Yazılı soru 1:
Aşağıdaki film yorumuna göre yanıtlayın:
(a) Yorumda, en iyi oyunculuğunu bu filmde sergilediği söylenen oyuncu kimdir?
(b) Filmin yönetmeni olarak kimin adı geçiyor?
(c) Arabanın patlama sahnesi hangi ülkede geçiyor?

Verilen alıntı:
--- --- ---

En Son İzlediğiniz Film? 🎞

  • Konuyu başlatan Konuyu başlatan şirin
  • Başlangıç tarihi Başlangıç tarihi

Serinin ilk 2 filmini beğenmiştim ve bu bölümü merakla bekliyordum.En iyisiydi..

Matt Damon'un en iyi oyunculuğu buradaydı.Filmlerini izledikçe daha çok seviyorum bu adamı.Joan Allen da çok başarılıydı.Filmde az da olsa Daniel Brühl'ü görmek de güzeldi.

En iyi aksiyon dövüş sahneleri yine buradaydı.Paul Grengrass müthiş yönetmiş filmi.

New York'taki arabayla kovalama sahneleri,Fas'ta arabanın patlama sahnesi,istasyonda gazeteciyle olan sahneler,çok iyiydi.Son sahnede onu kovalayan tetikçiye söylediği "Beni niye öldürdüğünü bile bilmiyorsun,değil mi?" diye verdiği derse de çok iyiydi.

Filmde Bourne'un bu ajanlık işine nasıl girdiğini de görüyoruz.

--- --- ---

Öğe kutusu kayıtları
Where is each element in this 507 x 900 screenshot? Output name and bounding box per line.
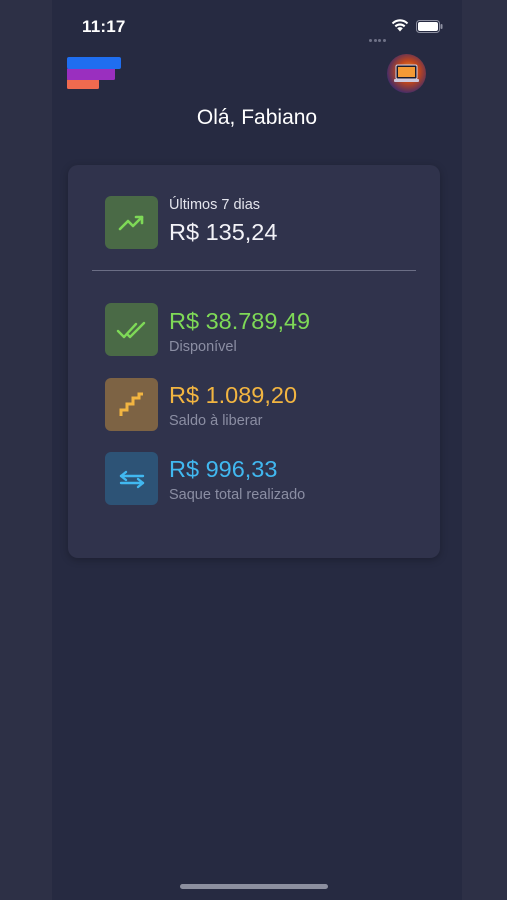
pending-amount: R$ 1.089,20 bbox=[169, 382, 298, 408]
card-divider bbox=[92, 270, 416, 271]
stairs-icon bbox=[119, 392, 143, 416]
wifi-icon bbox=[391, 19, 409, 32]
withdrawn-label: Saque total realizado bbox=[169, 487, 306, 503]
trend-tile bbox=[105, 196, 158, 249]
withdrawn-tile bbox=[105, 452, 158, 505]
cellular-signal-icon bbox=[369, 29, 387, 42]
status-time: 11:17 bbox=[82, 17, 126, 36]
home-indicator[interactable] bbox=[180, 884, 328, 889]
withdrawn-amount: R$ 996,33 bbox=[169, 456, 278, 482]
pending-tile bbox=[105, 378, 158, 431]
right-backdrop bbox=[462, 0, 507, 900]
available-label: Disponível bbox=[169, 339, 237, 355]
trending-up-icon bbox=[118, 215, 143, 230]
app-logo-icon bbox=[67, 57, 121, 89]
battery-icon bbox=[416, 20, 443, 33]
period-label: Últimos 7 dias bbox=[169, 197, 261, 213]
period-value: R$ 135,24 bbox=[169, 219, 278, 245]
pending-label: Saldo à liberar bbox=[169, 413, 263, 429]
greeting-title: Olá, Fabiano bbox=[196, 106, 318, 129]
available-tile bbox=[105, 303, 158, 356]
user-avatar[interactable] bbox=[387, 54, 426, 93]
avatar-picture-icon bbox=[394, 64, 419, 82]
left-backdrop bbox=[0, 0, 52, 900]
transfer-arrows-icon bbox=[119, 470, 144, 488]
available-amount: R$ 38.789,49 bbox=[169, 308, 311, 334]
double-check-icon bbox=[116, 321, 145, 338]
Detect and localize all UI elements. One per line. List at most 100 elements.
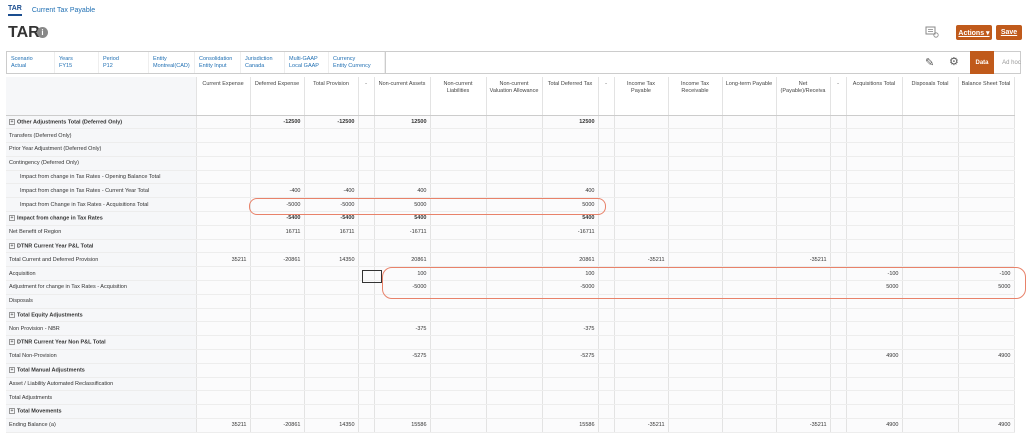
data-cell[interactable] [830, 280, 847, 295]
data-cell[interactable] [430, 280, 487, 295]
data-cell[interactable] [598, 197, 615, 213]
data-cell[interactable] [958, 390, 1015, 406]
data-cell[interactable] [614, 128, 669, 144]
data-cell[interactable] [598, 183, 615, 199]
data-cell[interactable] [598, 377, 615, 392]
column-header[interactable]: Balance Sheet Total [958, 77, 1015, 116]
column-header[interactable]: Income Tax Receivable [668, 77, 723, 116]
data-cell[interactable] [846, 197, 903, 213]
data-cell[interactable] [614, 239, 669, 254]
data-cell[interactable]: 400 [374, 183, 431, 199]
data-cell[interactable] [846, 183, 903, 199]
data-cell[interactable] [668, 335, 723, 351]
data-cell[interactable] [196, 390, 251, 406]
data-cell[interactable] [668, 197, 723, 213]
data-cell[interactable] [542, 308, 599, 323]
data-cell[interactable] [902, 363, 959, 378]
data-cell[interactable] [374, 363, 431, 378]
column-header[interactable]: Income Tax Payable [614, 77, 669, 116]
data-cell[interactable] [722, 308, 777, 323]
data-cell[interactable] [902, 418, 959, 433]
data-cell[interactable] [830, 377, 847, 392]
data-cell[interactable] [902, 128, 959, 144]
data-cell[interactable] [358, 308, 375, 323]
data-cell[interactable] [358, 225, 375, 240]
edit-pencil-icon[interactable]: ✎ [925, 56, 934, 69]
data-cell[interactable]: -400 [304, 183, 359, 199]
expand-toggle-icon[interactable]: + [9, 215, 15, 222]
column-header[interactable]: Total Provision [304, 77, 359, 116]
data-cell[interactable] [830, 363, 847, 378]
data-cell[interactable] [614, 266, 669, 282]
data-cell[interactable] [830, 170, 847, 185]
data-cell[interactable] [304, 308, 359, 323]
data-cell[interactable] [486, 211, 543, 226]
data-cell[interactable] [430, 321, 487, 337]
data-view-button[interactable]: Data [970, 51, 994, 74]
data-cell[interactable] [598, 418, 615, 433]
data-cell[interactable] [250, 390, 305, 406]
data-cell[interactable] [430, 377, 487, 392]
data-cell[interactable] [902, 142, 959, 157]
data-cell[interactable] [486, 321, 543, 337]
data-cell[interactable] [776, 156, 831, 171]
data-cell[interactable] [776, 349, 831, 364]
data-cell[interactable] [542, 335, 599, 351]
data-cell[interactable]: -35211 [776, 252, 831, 268]
data-cell[interactable] [958, 252, 1015, 268]
data-cell[interactable] [846, 156, 903, 171]
data-cell[interactable] [722, 252, 777, 268]
data-cell[interactable]: -20861 [250, 418, 305, 433]
data-cell[interactable]: -12500 [304, 115, 359, 130]
data-cell[interactable]: -20861 [250, 252, 305, 268]
expand-toggle-icon[interactable]: + [9, 242, 15, 249]
data-cell[interactable] [250, 294, 305, 309]
data-cell[interactable] [304, 349, 359, 364]
data-cell[interactable] [430, 170, 487, 185]
data-cell[interactable] [902, 183, 959, 199]
data-cell[interactable] [776, 280, 831, 295]
data-cell[interactable] [374, 377, 431, 392]
data-cell[interactable] [958, 142, 1015, 157]
data-cell[interactable] [430, 266, 487, 282]
data-cell[interactable] [958, 170, 1015, 185]
data-cell[interactable] [722, 349, 777, 364]
data-cell[interactable] [358, 280, 375, 295]
data-cell[interactable] [430, 225, 487, 240]
data-cell[interactable] [776, 294, 831, 309]
data-cell[interactable] [722, 128, 777, 144]
data-cell[interactable] [358, 170, 375, 185]
data-cell[interactable] [958, 239, 1015, 254]
data-cell[interactable] [668, 377, 723, 392]
data-cell[interactable] [196, 335, 251, 351]
data-cell[interactable] [958, 156, 1015, 171]
data-cell[interactable] [614, 183, 669, 199]
data-cell[interactable] [776, 170, 831, 185]
data-cell[interactable] [902, 252, 959, 268]
expand-toggle-icon[interactable]: + [9, 367, 15, 374]
data-cell[interactable] [486, 170, 543, 185]
data-cell[interactable] [486, 183, 543, 199]
data-cell[interactable] [430, 252, 487, 268]
data-cell[interactable] [902, 225, 959, 240]
data-cell[interactable]: 12500 [374, 115, 431, 130]
data-cell[interactable] [196, 308, 251, 323]
data-cell[interactable] [958, 335, 1015, 351]
data-cell[interactable] [830, 142, 847, 157]
data-cell[interactable] [196, 156, 251, 171]
data-cell[interactable] [486, 197, 543, 213]
data-cell[interactable] [250, 349, 305, 364]
data-cell[interactable]: -5000 [250, 197, 305, 213]
data-cell[interactable] [722, 197, 777, 213]
data-cell[interactable] [196, 115, 251, 130]
data-cell[interactable]: 5000 [846, 280, 903, 295]
data-cell[interactable] [196, 211, 251, 226]
data-cell[interactable] [958, 128, 1015, 144]
data-cell[interactable] [358, 183, 375, 199]
data-cell[interactable] [846, 211, 903, 226]
data-cell[interactable] [776, 335, 831, 351]
data-cell[interactable] [358, 404, 375, 420]
data-cell[interactable] [958, 308, 1015, 323]
data-cell[interactable] [430, 390, 487, 406]
data-cell[interactable] [250, 170, 305, 185]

--- --- ---

Yazılı soru 2: Kayıtlarda "data-cell[interactable] [830, 280, 847, 295]" içeren satırdan "data-cell[interactable] [374, 363, 431, 378]" içeren satıra kadar olan her şeyi, iki uçtaki satırlar da dahil, hiçbir değişiklik yapmadan aktarın.

Eksiksiz cevap 1:
(a) Matt Damon
(b) Paul Grengrass
(c) Fas

Eksiksiz cevap 2:
data-cell[interactable] [830, 280, 847, 295]
data-cell[interactable] [430, 280, 487, 295]
data-cell[interactable] [598, 197, 615, 213]
data-cell[interactable] [958, 390, 1015, 406]
data-cell[interactable] [614, 128, 669, 144]
data-cell[interactable] [598, 183, 615, 199]
data-cell[interactable] [598, 377, 615, 392]
column-header[interactable]: Balance Sheet Total [958, 77, 1015, 116]
column-header[interactable]: Income Tax Receivable [668, 77, 723, 116]
data-cell[interactable] [846, 197, 903, 213]
data-cell[interactable] [614, 239, 669, 254]
data-cell[interactable]: 400 [374, 183, 431, 199]
data-cell[interactable] [846, 183, 903, 199]
data-cell[interactable] [668, 335, 723, 351]
data-cell[interactable] [196, 390, 251, 406]
data-cell[interactable] [668, 197, 723, 213]
data-cell[interactable] [542, 308, 599, 323]
data-cell[interactable] [902, 363, 959, 378]
data-cell[interactable] [374, 363, 431, 378]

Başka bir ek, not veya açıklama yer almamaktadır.